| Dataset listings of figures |

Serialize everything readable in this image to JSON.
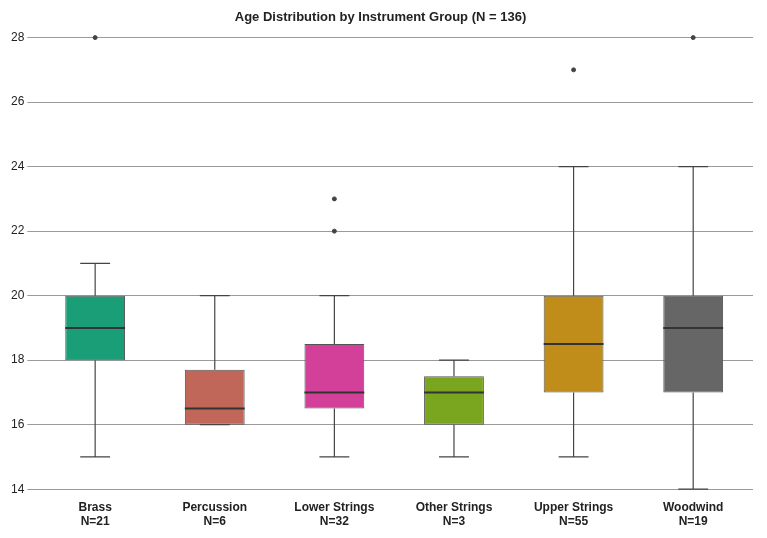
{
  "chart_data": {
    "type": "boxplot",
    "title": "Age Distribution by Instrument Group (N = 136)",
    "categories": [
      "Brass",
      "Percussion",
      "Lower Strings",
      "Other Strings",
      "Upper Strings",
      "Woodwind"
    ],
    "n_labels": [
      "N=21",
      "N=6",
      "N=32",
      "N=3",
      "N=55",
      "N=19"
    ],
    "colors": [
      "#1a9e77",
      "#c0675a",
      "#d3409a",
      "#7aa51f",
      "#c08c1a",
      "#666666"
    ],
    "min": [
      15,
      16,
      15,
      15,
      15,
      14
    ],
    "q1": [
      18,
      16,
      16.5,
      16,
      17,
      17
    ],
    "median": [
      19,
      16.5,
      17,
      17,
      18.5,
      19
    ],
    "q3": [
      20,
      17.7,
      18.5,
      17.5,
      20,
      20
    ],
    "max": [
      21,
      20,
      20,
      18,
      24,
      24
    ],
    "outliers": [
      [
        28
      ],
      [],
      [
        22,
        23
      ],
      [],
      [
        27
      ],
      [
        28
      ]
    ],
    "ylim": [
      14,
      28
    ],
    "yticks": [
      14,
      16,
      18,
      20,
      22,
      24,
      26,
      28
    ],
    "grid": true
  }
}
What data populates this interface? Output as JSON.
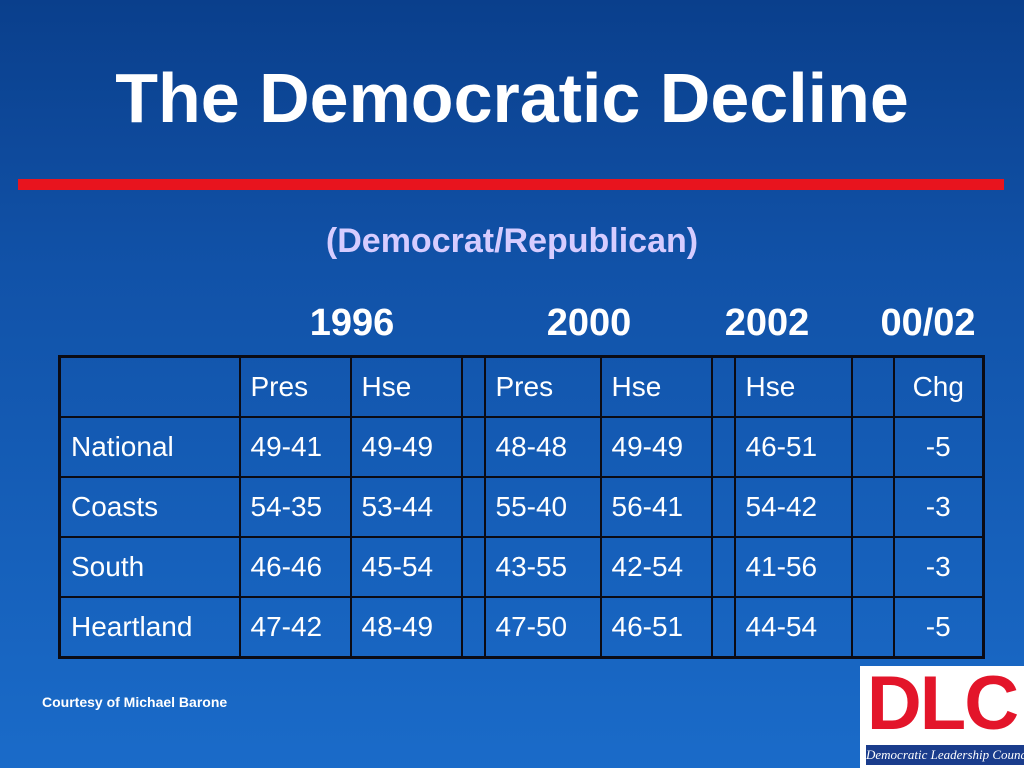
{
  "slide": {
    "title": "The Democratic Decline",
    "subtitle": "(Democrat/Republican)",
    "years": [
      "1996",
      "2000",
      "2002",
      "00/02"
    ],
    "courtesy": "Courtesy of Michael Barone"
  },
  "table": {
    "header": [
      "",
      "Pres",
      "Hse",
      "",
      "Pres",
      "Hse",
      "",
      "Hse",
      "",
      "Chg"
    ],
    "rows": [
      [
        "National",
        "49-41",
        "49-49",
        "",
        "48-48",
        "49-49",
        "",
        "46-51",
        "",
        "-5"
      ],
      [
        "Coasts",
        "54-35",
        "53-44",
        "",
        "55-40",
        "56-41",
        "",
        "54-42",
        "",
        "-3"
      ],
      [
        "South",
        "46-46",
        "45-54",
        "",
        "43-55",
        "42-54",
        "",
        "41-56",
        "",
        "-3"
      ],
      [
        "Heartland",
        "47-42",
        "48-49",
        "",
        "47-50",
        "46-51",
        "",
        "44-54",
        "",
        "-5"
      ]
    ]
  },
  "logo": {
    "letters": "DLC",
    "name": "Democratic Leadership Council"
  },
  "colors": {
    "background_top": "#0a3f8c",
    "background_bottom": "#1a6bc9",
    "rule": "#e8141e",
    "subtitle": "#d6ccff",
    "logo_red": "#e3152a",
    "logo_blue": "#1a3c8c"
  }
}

| WORK INSTRUCTIONS |
Repeat the material verbatim. Do not carry over any picture.

| SOLVED EXERCISE |
Serialize everything readable in this image to JSON.
{
  "chart_data": {
    "type": "boxplot",
    "title": "Age Distribution by Instrument Group (N = 136)",
    "categories": [
      "Brass",
      "Percussion",
      "Lower Strings",
      "Other Strings",
      "Upper Strings",
      "Woodwind"
    ],
    "n_labels": [
      "N=21",
      "N=6",
      "N=32",
      "N=3",
      "N=55",
      "N=19"
    ],
    "colors": [
      "#1a9e77",
      "#c0675a",
      "#d3409a",
      "#7aa51f",
      "#c08c1a",
      "#666666"
    ],
    "min": [
      15,
      16,
      15,
      15,
      15,
      14
    ],
    "q1": [
      18,
      16,
      16.5,
      16,
      17,
      17
    ],
    "median": [
      19,
      16.5,
      17,
      17,
      18.5,
      19
    ],
    "q3": [
      20,
      17.7,
      18.5,
      17.5,
      20,
      20
    ],
    "max": [
      21,
      20,
      20,
      18,
      24,
      24
    ],
    "outliers": [
      [
        28
      ],
      [],
      [
        22,
        23
      ],
      [],
      [
        27
      ],
      [
        28
      ]
    ],
    "ylim": [
      14,
      28
    ],
    "yticks": [
      14,
      16,
      18,
      20,
      22,
      24,
      26,
      28
    ],
    "grid": true
  }
}
What data populates this interface? Output as JSON.
{
  "slide": {
    "title": "The Democratic Decline",
    "subtitle": "(Democrat/Republican)",
    "years": [
      "1996",
      "2000",
      "2002",
      "00/02"
    ],
    "courtesy": "Courtesy of Michael Barone"
  },
  "table": {
    "header": [
      "",
      "Pres",
      "Hse",
      "",
      "Pres",
      "Hse",
      "",
      "Hse",
      "",
      "Chg"
    ],
    "rows": [
      [
        "National",
        "49-41",
        "49-49",
        "",
        "48-48",
        "49-49",
        "",
        "46-51",
        "",
        "-5"
      ],
      [
        "Coasts",
        "54-35",
        "53-44",
        "",
        "55-40",
        "56-41",
        "",
        "54-42",
        "",
        "-3"
      ],
      [
        "South",
        "46-46",
        "45-54",
        "",
        "43-55",
        "42-54",
        "",
        "41-56",
        "",
        "-3"
      ],
      [
        "Heartland",
        "47-42",
        "48-49",
        "",
        "47-50",
        "46-51",
        "",
        "44-54",
        "",
        "-5"
      ]
    ]
  },
  "logo": {
    "letters": "DLC",
    "name": "Democratic Leadership Council"
  },
  "colors": {
    "background_top": "#0a3f8c",
    "background_bottom": "#1a6bc9",
    "rule": "#e8141e",
    "subtitle": "#d6ccff",
    "logo_red": "#e3152a",
    "logo_blue": "#1a3c8c"
  }
}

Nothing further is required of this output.